▶

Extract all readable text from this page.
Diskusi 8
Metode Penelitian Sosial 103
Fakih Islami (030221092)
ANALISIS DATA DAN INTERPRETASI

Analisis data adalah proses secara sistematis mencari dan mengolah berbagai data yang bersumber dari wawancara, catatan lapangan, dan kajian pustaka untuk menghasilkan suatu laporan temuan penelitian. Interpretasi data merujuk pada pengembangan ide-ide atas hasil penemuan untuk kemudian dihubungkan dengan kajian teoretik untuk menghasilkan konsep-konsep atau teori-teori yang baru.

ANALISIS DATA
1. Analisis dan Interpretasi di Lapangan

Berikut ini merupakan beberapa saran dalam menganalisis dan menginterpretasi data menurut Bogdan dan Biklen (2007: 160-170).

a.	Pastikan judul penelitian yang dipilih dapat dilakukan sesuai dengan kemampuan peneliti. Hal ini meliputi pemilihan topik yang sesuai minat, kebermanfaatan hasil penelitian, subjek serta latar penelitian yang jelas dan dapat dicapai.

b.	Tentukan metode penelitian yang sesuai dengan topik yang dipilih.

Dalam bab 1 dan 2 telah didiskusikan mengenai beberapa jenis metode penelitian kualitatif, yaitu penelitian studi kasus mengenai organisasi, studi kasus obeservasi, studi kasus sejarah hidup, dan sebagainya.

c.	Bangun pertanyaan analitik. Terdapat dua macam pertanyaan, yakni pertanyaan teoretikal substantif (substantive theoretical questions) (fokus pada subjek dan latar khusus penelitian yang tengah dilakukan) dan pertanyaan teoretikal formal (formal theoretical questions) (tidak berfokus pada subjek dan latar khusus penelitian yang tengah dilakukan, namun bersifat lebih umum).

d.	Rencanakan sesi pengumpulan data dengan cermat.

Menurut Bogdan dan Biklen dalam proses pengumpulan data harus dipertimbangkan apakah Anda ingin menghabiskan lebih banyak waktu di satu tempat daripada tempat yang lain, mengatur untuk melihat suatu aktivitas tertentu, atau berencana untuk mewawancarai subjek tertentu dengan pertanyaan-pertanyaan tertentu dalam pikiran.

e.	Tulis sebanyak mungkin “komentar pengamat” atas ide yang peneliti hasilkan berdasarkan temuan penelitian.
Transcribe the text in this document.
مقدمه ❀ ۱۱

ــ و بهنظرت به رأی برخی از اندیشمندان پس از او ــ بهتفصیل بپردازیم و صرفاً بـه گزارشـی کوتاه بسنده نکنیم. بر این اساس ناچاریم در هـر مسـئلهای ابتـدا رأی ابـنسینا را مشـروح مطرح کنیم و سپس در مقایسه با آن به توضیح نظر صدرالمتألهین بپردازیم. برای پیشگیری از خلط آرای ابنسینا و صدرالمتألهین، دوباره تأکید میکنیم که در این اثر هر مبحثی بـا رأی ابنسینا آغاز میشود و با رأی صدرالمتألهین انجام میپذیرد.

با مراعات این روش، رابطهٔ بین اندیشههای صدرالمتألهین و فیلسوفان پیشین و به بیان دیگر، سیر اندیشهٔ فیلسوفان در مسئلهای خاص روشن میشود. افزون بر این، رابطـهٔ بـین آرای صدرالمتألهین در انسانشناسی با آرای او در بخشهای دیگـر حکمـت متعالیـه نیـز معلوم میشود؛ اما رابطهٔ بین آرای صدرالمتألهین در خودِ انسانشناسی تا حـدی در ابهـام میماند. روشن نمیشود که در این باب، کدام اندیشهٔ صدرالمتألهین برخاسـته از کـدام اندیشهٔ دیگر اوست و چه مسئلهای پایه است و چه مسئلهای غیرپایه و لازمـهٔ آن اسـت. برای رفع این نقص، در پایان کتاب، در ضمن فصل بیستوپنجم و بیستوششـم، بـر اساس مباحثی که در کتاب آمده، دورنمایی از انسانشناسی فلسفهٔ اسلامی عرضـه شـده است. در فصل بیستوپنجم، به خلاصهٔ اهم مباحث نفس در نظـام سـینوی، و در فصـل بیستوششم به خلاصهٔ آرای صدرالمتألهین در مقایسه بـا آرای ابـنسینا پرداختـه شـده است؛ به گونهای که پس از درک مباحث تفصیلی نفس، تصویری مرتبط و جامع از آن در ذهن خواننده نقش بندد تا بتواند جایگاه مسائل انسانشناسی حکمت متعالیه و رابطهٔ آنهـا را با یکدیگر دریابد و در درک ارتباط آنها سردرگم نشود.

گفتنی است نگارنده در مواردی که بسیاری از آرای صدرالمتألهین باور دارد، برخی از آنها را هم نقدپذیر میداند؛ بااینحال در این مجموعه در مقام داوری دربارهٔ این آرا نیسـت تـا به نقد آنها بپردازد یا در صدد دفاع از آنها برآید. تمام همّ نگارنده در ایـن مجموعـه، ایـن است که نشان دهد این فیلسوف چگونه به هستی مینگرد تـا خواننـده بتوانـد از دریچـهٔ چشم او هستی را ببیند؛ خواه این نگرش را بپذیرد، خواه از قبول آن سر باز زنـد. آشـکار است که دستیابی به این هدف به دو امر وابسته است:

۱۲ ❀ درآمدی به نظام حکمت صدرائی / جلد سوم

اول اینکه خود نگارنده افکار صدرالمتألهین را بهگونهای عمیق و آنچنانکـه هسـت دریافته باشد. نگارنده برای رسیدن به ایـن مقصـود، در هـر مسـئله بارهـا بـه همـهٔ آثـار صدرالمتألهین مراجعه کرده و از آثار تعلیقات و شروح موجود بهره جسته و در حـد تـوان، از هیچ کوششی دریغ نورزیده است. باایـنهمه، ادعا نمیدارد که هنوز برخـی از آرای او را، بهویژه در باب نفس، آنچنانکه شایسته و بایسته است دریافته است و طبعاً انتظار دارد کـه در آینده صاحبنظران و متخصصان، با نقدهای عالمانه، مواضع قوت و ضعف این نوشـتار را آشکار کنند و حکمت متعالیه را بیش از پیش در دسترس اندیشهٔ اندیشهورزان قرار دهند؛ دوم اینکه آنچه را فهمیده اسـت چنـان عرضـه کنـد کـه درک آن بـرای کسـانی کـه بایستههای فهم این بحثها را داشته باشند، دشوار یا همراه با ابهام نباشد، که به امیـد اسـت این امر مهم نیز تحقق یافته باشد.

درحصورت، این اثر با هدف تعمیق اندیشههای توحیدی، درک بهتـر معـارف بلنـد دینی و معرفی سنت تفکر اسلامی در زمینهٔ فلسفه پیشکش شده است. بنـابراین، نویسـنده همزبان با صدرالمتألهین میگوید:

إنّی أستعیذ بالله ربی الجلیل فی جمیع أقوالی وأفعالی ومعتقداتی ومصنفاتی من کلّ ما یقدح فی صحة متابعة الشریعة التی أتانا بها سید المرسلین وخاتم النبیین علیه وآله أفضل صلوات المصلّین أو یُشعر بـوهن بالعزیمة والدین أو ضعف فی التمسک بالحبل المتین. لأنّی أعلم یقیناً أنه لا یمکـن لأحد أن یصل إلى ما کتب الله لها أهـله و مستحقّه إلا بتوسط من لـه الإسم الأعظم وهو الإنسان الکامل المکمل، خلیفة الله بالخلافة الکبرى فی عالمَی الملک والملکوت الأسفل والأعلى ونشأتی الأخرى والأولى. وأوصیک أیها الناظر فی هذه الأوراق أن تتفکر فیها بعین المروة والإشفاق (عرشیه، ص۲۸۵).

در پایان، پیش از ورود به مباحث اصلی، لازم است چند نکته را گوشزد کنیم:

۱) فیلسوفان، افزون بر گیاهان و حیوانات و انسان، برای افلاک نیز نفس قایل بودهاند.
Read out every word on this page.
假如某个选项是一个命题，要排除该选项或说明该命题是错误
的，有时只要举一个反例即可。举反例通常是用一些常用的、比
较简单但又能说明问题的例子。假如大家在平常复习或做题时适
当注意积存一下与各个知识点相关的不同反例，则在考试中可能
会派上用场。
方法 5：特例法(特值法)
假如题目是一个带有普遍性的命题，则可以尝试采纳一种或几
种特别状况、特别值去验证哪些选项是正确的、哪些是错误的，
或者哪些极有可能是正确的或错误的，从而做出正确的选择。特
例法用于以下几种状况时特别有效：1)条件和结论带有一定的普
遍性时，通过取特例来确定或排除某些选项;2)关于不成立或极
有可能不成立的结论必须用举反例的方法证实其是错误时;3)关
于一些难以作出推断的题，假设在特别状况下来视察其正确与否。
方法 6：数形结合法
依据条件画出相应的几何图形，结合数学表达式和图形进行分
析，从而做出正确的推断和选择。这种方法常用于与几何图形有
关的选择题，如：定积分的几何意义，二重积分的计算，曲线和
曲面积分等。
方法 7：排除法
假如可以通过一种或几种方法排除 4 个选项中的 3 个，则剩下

◀

• **Stated problem**: Copy every line in the listing above where the string "Bogdan" turns up.

• **Output for this exercise**:
Berikut ini merupakan beberapa saran dalam menganalisis dan menginterpretasi data menurut Bogdan dan Biklen (2007: 160-170).
Menurut Bogdan dan Biklen dalam proses pengumpulan data harus dipertimbangkan apakah Anda ingin menghabiskan lebih banyak waktu di satu tempat daripada tempat yang lain, mengatur untuk melihat suatu aktivitas tertentu, atau berencana untuk mewawancarai subjek tertentu dengan pertanyaan-pertanyaan tertentu dalam pikiran.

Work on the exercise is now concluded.